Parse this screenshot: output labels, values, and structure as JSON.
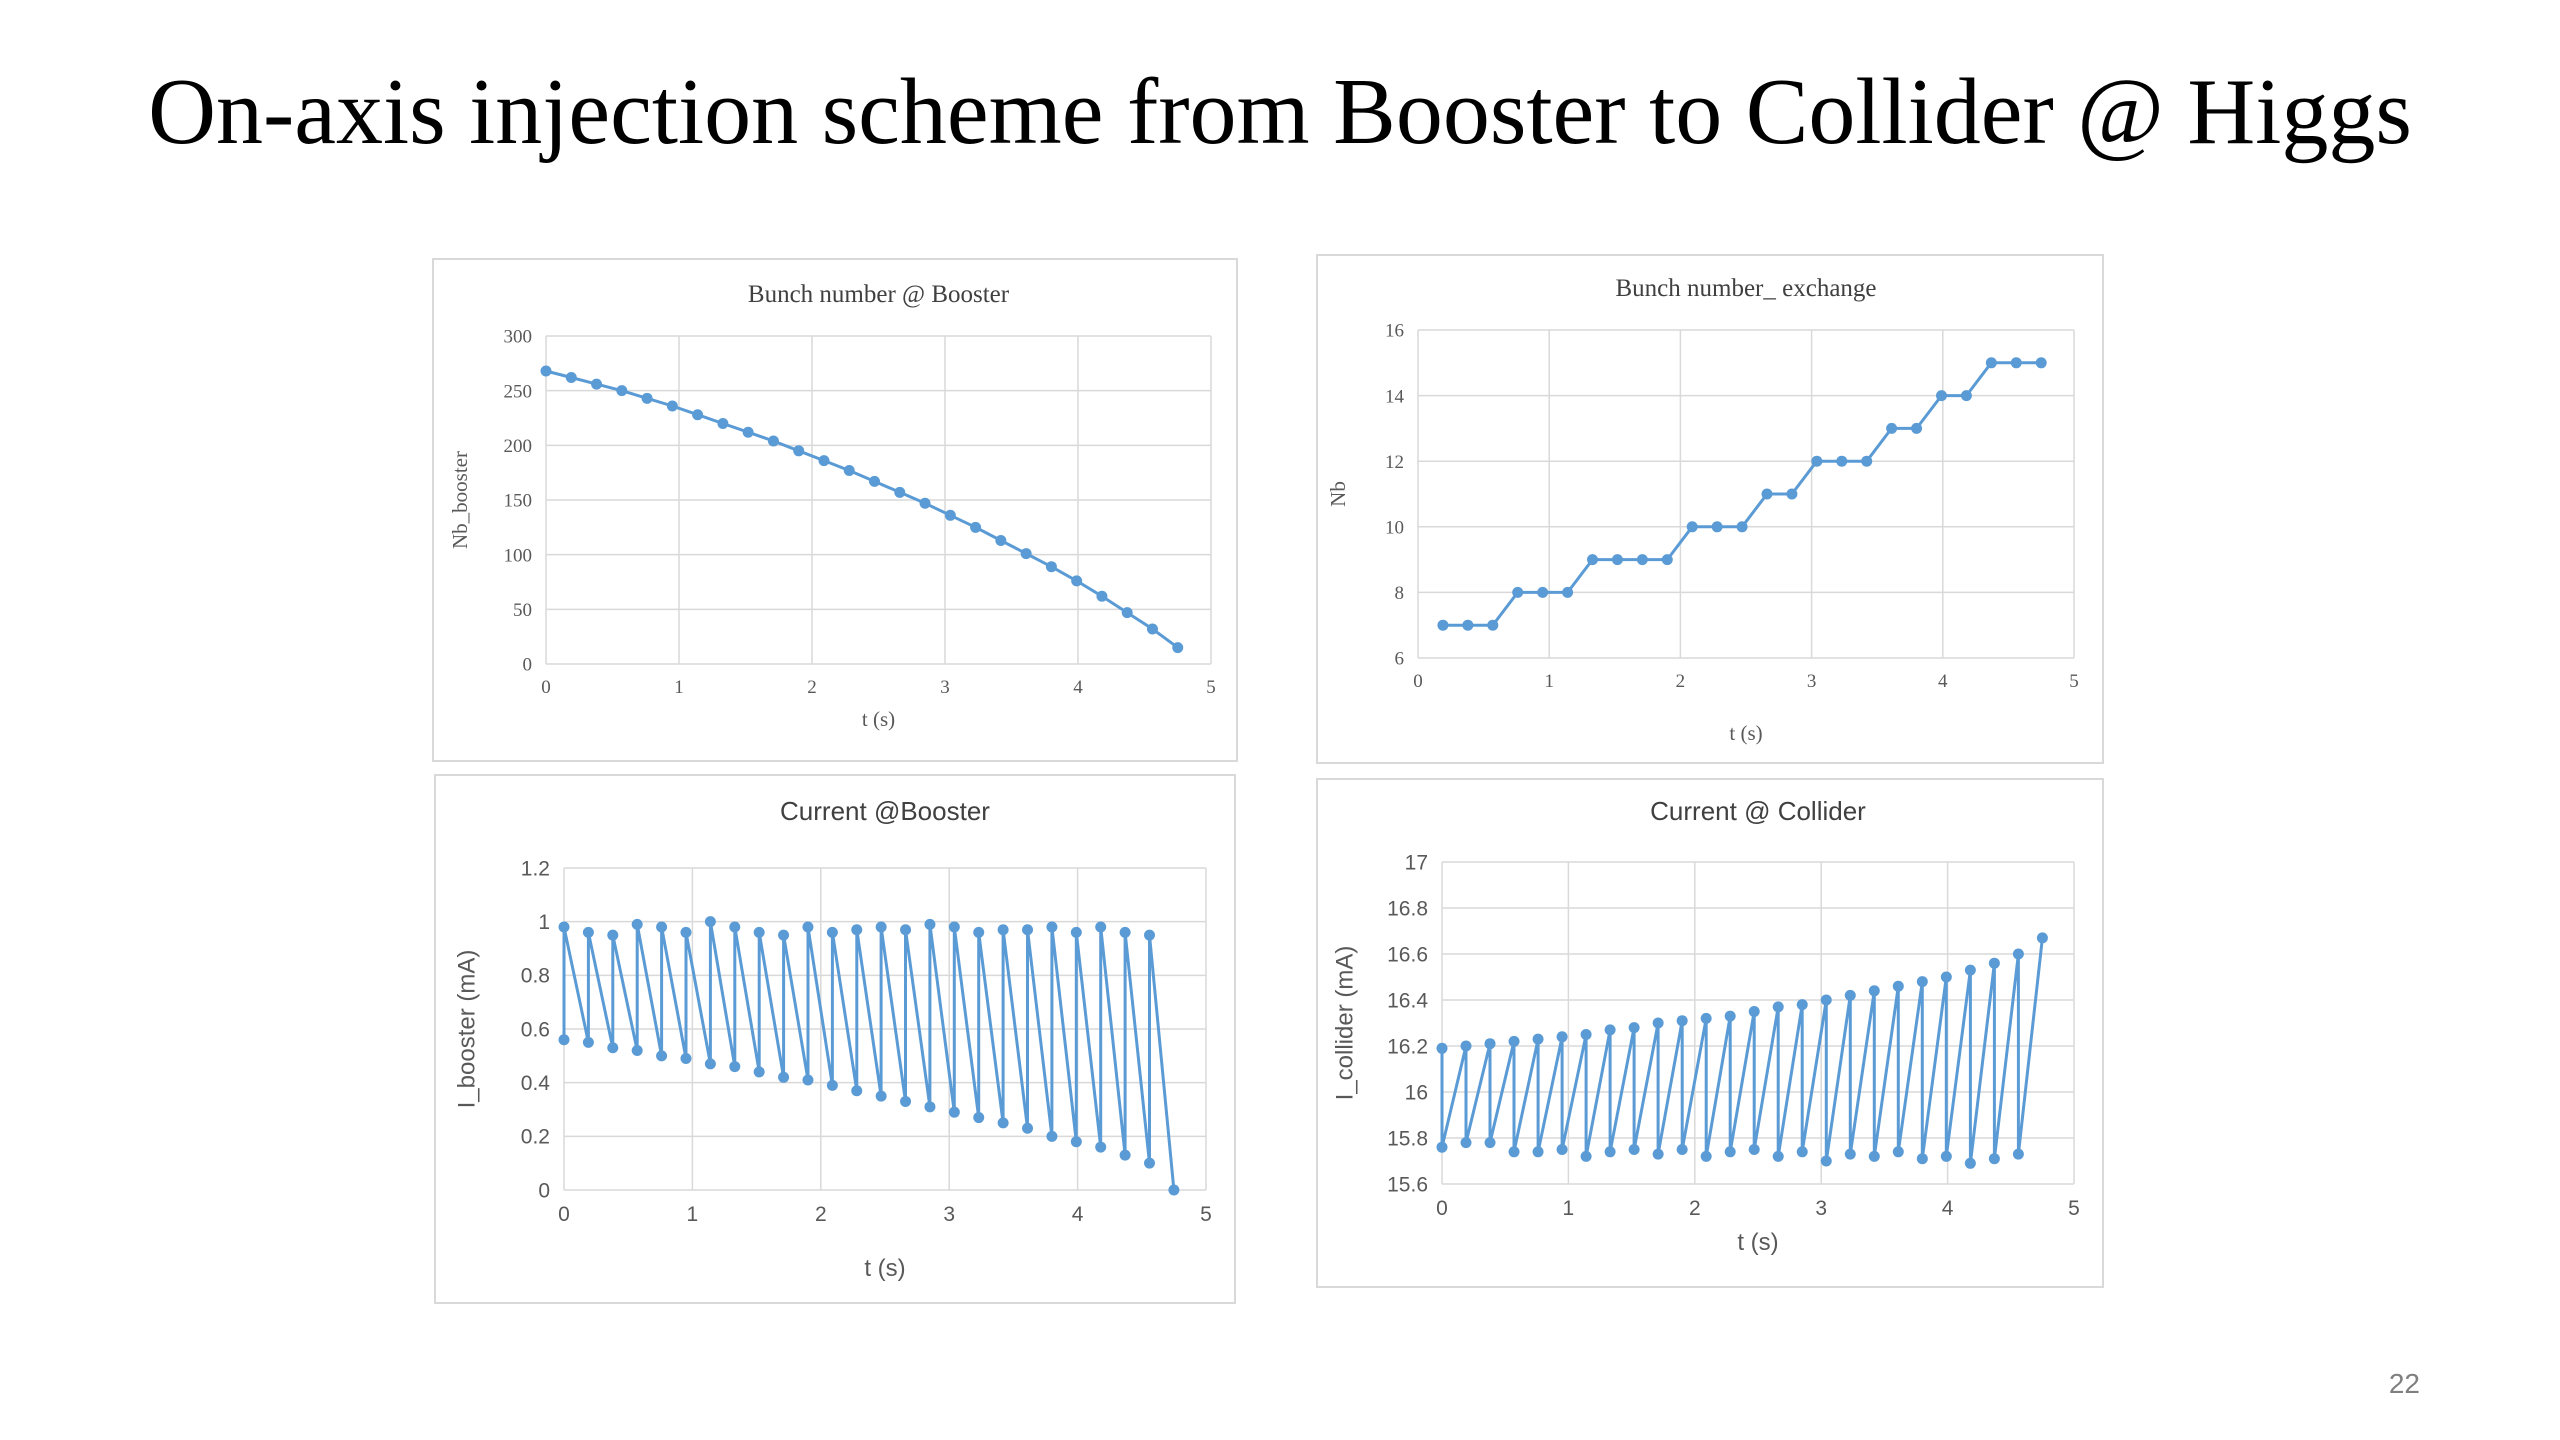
{
  "slide": {
    "title": "On-axis injection scheme from Booster to Collider @ Higgs",
    "page_number": "22"
  },
  "colors": {
    "series": "#5b9bd5",
    "grid": "#d9d9d9",
    "axis_text": "#595959",
    "title_text": "#404040"
  },
  "chart_data": [
    {
      "type": "line",
      "title": "Bunch number @ Booster",
      "xlabel": "t (s)",
      "ylabel": "Nb_booster",
      "xlim": [
        0,
        5
      ],
      "ylim": [
        0,
        300
      ],
      "xticks": [
        "0",
        "1",
        "2",
        "3",
        "4",
        "5"
      ],
      "yticks": [
        "0",
        "50",
        "100",
        "150",
        "200",
        "250",
        "300"
      ],
      "grid": true,
      "legend": "none",
      "font": "serif",
      "series": [
        {
          "x": [
            0,
            0.19,
            0.38,
            0.57,
            0.76,
            0.95,
            1.14,
            1.33,
            1.52,
            1.71,
            1.9,
            2.09,
            2.28,
            2.47,
            2.66,
            2.85,
            3.04,
            3.23,
            3.42,
            3.61,
            3.8,
            3.99,
            4.18,
            4.37,
            4.56,
            4.75
          ],
          "y": [
            268,
            262,
            256,
            250,
            243,
            236,
            228,
            220,
            212,
            204,
            195,
            186,
            177,
            167,
            157,
            147,
            136,
            125,
            113,
            101,
            89,
            76,
            62,
            47,
            32,
            15
          ]
        }
      ]
    },
    {
      "type": "line",
      "title": "Bunch number_ exchange",
      "xlabel": "t (s)",
      "ylabel": "Nb",
      "xlim": [
        0,
        5
      ],
      "ylim": [
        6,
        16
      ],
      "xticks": [
        "0",
        "1",
        "2",
        "3",
        "4",
        "5"
      ],
      "yticks": [
        "6",
        "8",
        "10",
        "12",
        "14",
        "16"
      ],
      "grid": true,
      "legend": "none",
      "font": "serif",
      "series": [
        {
          "x": [
            0.19,
            0.38,
            0.57,
            0.76,
            0.95,
            1.14,
            1.33,
            1.52,
            1.71,
            1.9,
            2.09,
            2.28,
            2.47,
            2.66,
            2.85,
            3.04,
            3.23,
            3.42,
            3.61,
            3.8,
            3.99,
            4.18,
            4.37,
            4.56,
            4.75
          ],
          "y": [
            7,
            7,
            7,
            8,
            8,
            8,
            9,
            9,
            9,
            9,
            10,
            10,
            10,
            11,
            11,
            12,
            12,
            12,
            13,
            13,
            14,
            14,
            15,
            15,
            15
          ]
        }
      ]
    },
    {
      "type": "line",
      "title": "Current @Booster",
      "xlabel": "t (s)",
      "ylabel": "I_booster (mA)",
      "xlim": [
        0,
        5
      ],
      "ylim": [
        0,
        1.2
      ],
      "xticks": [
        "0",
        "1",
        "2",
        "3",
        "4",
        "5"
      ],
      "yticks": [
        "0",
        "0.2",
        "0.4",
        "0.6",
        "0.8",
        "1",
        "1.2"
      ],
      "grid": true,
      "legend": "none",
      "font": "sans",
      "series": [
        {
          "x": [
            0,
            0,
            0.19,
            0.19,
            0.38,
            0.38,
            0.57,
            0.57,
            0.76,
            0.76,
            0.95,
            0.95,
            1.14,
            1.14,
            1.33,
            1.33,
            1.52,
            1.52,
            1.71,
            1.71,
            1.9,
            1.9,
            2.09,
            2.09,
            2.28,
            2.28,
            2.47,
            2.47,
            2.66,
            2.66,
            2.85,
            2.85,
            3.04,
            3.04,
            3.23,
            3.23,
            3.42,
            3.42,
            3.61,
            3.61,
            3.8,
            3.8,
            3.99,
            3.99,
            4.18,
            4.18,
            4.37,
            4.37,
            4.56,
            4.56,
            4.75
          ],
          "y": [
            0.56,
            0.98,
            0.55,
            0.96,
            0.53,
            0.95,
            0.52,
            0.99,
            0.5,
            0.98,
            0.49,
            0.96,
            0.47,
            1.0,
            0.46,
            0.98,
            0.44,
            0.96,
            0.42,
            0.95,
            0.41,
            0.98,
            0.39,
            0.96,
            0.37,
            0.97,
            0.35,
            0.98,
            0.33,
            0.97,
            0.31,
            0.99,
            0.29,
            0.98,
            0.27,
            0.96,
            0.25,
            0.97,
            0.23,
            0.97,
            0.2,
            0.98,
            0.18,
            0.96,
            0.16,
            0.98,
            0.13,
            0.96,
            0.1,
            0.95,
            0.0
          ]
        }
      ]
    },
    {
      "type": "line",
      "title": "Current @ Collider",
      "xlabel": "t (s)",
      "ylabel": "I_collider (mA)",
      "xlim": [
        0,
        5
      ],
      "ylim": [
        15.6,
        17
      ],
      "xticks": [
        "0",
        "1",
        "2",
        "3",
        "4",
        "5"
      ],
      "yticks": [
        "15.6",
        "15.8",
        "16",
        "16.2",
        "16.4",
        "16.6",
        "16.8",
        "17"
      ],
      "grid": true,
      "legend": "none",
      "font": "sans",
      "series": [
        {
          "x": [
            0,
            0,
            0.19,
            0.19,
            0.38,
            0.38,
            0.57,
            0.57,
            0.76,
            0.76,
            0.95,
            0.95,
            1.14,
            1.14,
            1.33,
            1.33,
            1.52,
            1.52,
            1.71,
            1.71,
            1.9,
            1.9,
            2.09,
            2.09,
            2.28,
            2.28,
            2.47,
            2.47,
            2.66,
            2.66,
            2.85,
            2.85,
            3.04,
            3.04,
            3.23,
            3.23,
            3.42,
            3.42,
            3.61,
            3.61,
            3.8,
            3.8,
            3.99,
            3.99,
            4.18,
            4.18,
            4.37,
            4.37,
            4.56,
            4.56,
            4.75
          ],
          "y": [
            16.19,
            15.76,
            16.2,
            15.78,
            16.21,
            15.78,
            16.22,
            15.74,
            16.23,
            15.74,
            16.24,
            15.75,
            16.25,
            15.72,
            16.27,
            15.74,
            16.28,
            15.75,
            16.3,
            15.73,
            16.31,
            15.75,
            16.32,
            15.72,
            16.33,
            15.74,
            16.35,
            15.75,
            16.37,
            15.72,
            16.38,
            15.74,
            16.4,
            15.7,
            16.42,
            15.73,
            16.44,
            15.72,
            16.46,
            15.74,
            16.48,
            15.71,
            16.5,
            15.72,
            16.53,
            15.69,
            16.56,
            15.71,
            16.6,
            15.73,
            16.67
          ]
        }
      ]
    }
  ]
}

--*--

## [Exercise instructions]
Every line of the listing that holds "Bunch" should be found and copied.

## [Solution to this exercise]
      "title": "Bunch number @ Booster",
      "title": "Bunch number_ exchange",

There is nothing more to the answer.